* Task objective *
Rewrite the data below with every "divider" changed to "separator", leaving everything else as it is.

(Spatial layout data)

>>>

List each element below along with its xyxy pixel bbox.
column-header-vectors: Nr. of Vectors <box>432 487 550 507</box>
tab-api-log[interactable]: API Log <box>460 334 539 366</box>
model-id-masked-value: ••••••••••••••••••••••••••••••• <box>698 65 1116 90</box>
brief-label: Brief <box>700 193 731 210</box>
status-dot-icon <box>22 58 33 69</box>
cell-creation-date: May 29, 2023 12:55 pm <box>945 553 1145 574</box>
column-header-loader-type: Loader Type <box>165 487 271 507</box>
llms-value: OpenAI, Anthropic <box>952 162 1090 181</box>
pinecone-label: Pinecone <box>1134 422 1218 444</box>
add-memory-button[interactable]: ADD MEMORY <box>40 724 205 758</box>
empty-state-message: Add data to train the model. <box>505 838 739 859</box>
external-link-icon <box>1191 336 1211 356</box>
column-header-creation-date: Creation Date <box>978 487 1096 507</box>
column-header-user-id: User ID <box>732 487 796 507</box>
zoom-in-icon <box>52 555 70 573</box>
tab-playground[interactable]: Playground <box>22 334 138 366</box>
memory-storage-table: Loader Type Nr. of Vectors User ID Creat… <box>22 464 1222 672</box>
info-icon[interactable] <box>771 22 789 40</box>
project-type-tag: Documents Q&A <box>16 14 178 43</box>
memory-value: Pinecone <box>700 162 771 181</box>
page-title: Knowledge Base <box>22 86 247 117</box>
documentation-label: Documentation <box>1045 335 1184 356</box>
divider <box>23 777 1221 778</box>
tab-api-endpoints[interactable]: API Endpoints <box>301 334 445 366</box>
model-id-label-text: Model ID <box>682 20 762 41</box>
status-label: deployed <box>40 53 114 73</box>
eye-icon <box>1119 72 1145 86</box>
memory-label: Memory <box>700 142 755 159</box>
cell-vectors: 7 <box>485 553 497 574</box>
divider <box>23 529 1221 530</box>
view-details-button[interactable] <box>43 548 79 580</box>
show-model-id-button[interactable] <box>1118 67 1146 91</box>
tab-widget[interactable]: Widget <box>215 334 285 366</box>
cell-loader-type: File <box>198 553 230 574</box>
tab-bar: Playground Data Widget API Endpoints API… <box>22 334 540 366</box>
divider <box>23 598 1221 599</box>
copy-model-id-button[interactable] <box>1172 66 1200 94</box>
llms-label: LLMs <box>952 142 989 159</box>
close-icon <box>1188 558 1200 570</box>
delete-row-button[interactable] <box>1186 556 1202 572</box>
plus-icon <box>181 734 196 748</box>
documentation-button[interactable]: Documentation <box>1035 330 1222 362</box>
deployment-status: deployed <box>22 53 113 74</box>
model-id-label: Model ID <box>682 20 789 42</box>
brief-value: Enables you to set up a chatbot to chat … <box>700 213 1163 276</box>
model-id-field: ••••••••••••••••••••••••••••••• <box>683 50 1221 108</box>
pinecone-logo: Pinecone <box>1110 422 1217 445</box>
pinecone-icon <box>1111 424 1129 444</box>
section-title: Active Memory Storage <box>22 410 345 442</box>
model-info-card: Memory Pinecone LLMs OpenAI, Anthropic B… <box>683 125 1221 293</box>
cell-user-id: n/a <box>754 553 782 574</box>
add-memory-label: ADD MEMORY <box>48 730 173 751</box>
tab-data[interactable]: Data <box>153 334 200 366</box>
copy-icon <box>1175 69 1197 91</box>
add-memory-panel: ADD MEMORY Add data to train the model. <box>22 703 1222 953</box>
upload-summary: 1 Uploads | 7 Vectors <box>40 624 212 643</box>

<<<

* Task answer *
List each element below along with its xyxy pixel bbox.
column-header-vectors: Nr. of Vectors <box>432 487 550 507</box>
tab-api-log[interactable]: API Log <box>460 334 539 366</box>
model-id-masked-value: ••••••••••••••••••••••••••••••• <box>698 65 1116 90</box>
brief-label: Brief <box>700 193 731 210</box>
status-dot-icon <box>22 58 33 69</box>
cell-creation-date: May 29, 2023 12:55 pm <box>945 553 1145 574</box>
column-header-loader-type: Loader Type <box>165 487 271 507</box>
llms-value: OpenAI, Anthropic <box>952 162 1090 181</box>
pinecone-label: Pinecone <box>1134 422 1218 444</box>
add-memory-button[interactable]: ADD MEMORY <box>40 724 205 758</box>
empty-state-message: Add data to train the model. <box>505 838 739 859</box>
external-link-icon <box>1191 336 1211 356</box>
column-header-creation-date: Creation Date <box>978 487 1096 507</box>
column-header-user-id: User ID <box>732 487 796 507</box>
zoom-in-icon <box>52 555 70 573</box>
tab-playground[interactable]: Playground <box>22 334 138 366</box>
memory-storage-table: Loader Type Nr. of Vectors User ID Creat… <box>22 464 1222 672</box>
info-icon[interactable] <box>771 22 789 40</box>
project-type-tag: Documents Q&A <box>16 14 178 43</box>
memory-value: Pinecone <box>700 162 771 181</box>
page-title: Knowledge Base <box>22 86 247 117</box>
documentation-label: Documentation <box>1045 335 1184 356</box>
separator <box>23 777 1221 778</box>
tab-api-endpoints[interactable]: API Endpoints <box>301 334 445 366</box>
model-id-label-text: Model ID <box>682 20 762 41</box>
status-label: deployed <box>40 53 114 73</box>
eye-icon <box>1119 72 1145 86</box>
memory-label: Memory <box>700 142 755 159</box>
cell-vectors: 7 <box>485 553 497 574</box>
separator <box>23 529 1221 530</box>
view-details-button[interactable] <box>43 548 79 580</box>
show-model-id-button[interactable] <box>1118 67 1146 91</box>
tab-widget[interactable]: Widget <box>215 334 285 366</box>
cell-loader-type: File <box>198 553 230 574</box>
tab-bar: Playground Data Widget API Endpoints API… <box>22 334 540 366</box>
separator <box>23 598 1221 599</box>
copy-model-id-button[interactable] <box>1172 66 1200 94</box>
llms-label: LLMs <box>952 142 989 159</box>
close-icon <box>1188 558 1200 570</box>
delete-row-button[interactable] <box>1186 556 1202 572</box>
plus-icon <box>181 734 196 748</box>
documentation-button[interactable]: Documentation <box>1035 330 1222 362</box>
deployment-status: deployed <box>22 53 113 74</box>
model-id-label: Model ID <box>682 20 789 42</box>
brief-value: Enables you to set up a chatbot to chat … <box>700 213 1163 276</box>
model-id-field: ••••••••••••••••••••••••••••••• <box>683 50 1221 108</box>
pinecone-logo: Pinecone <box>1110 422 1217 445</box>
pinecone-icon <box>1111 424 1129 444</box>
section-title: Active Memory Storage <box>22 410 345 442</box>
model-info-card: Memory Pinecone LLMs OpenAI, Anthropic B… <box>683 125 1221 293</box>
cell-user-id: n/a <box>754 553 782 574</box>
add-memory-label: ADD MEMORY <box>48 730 173 751</box>
tab-data[interactable]: Data <box>153 334 200 366</box>
copy-icon <box>1175 69 1197 91</box>
add-memory-panel: ADD MEMORY Add data to train the model. <box>22 703 1222 953</box>
upload-summary: 1 Uploads | 7 Vectors <box>40 624 212 643</box>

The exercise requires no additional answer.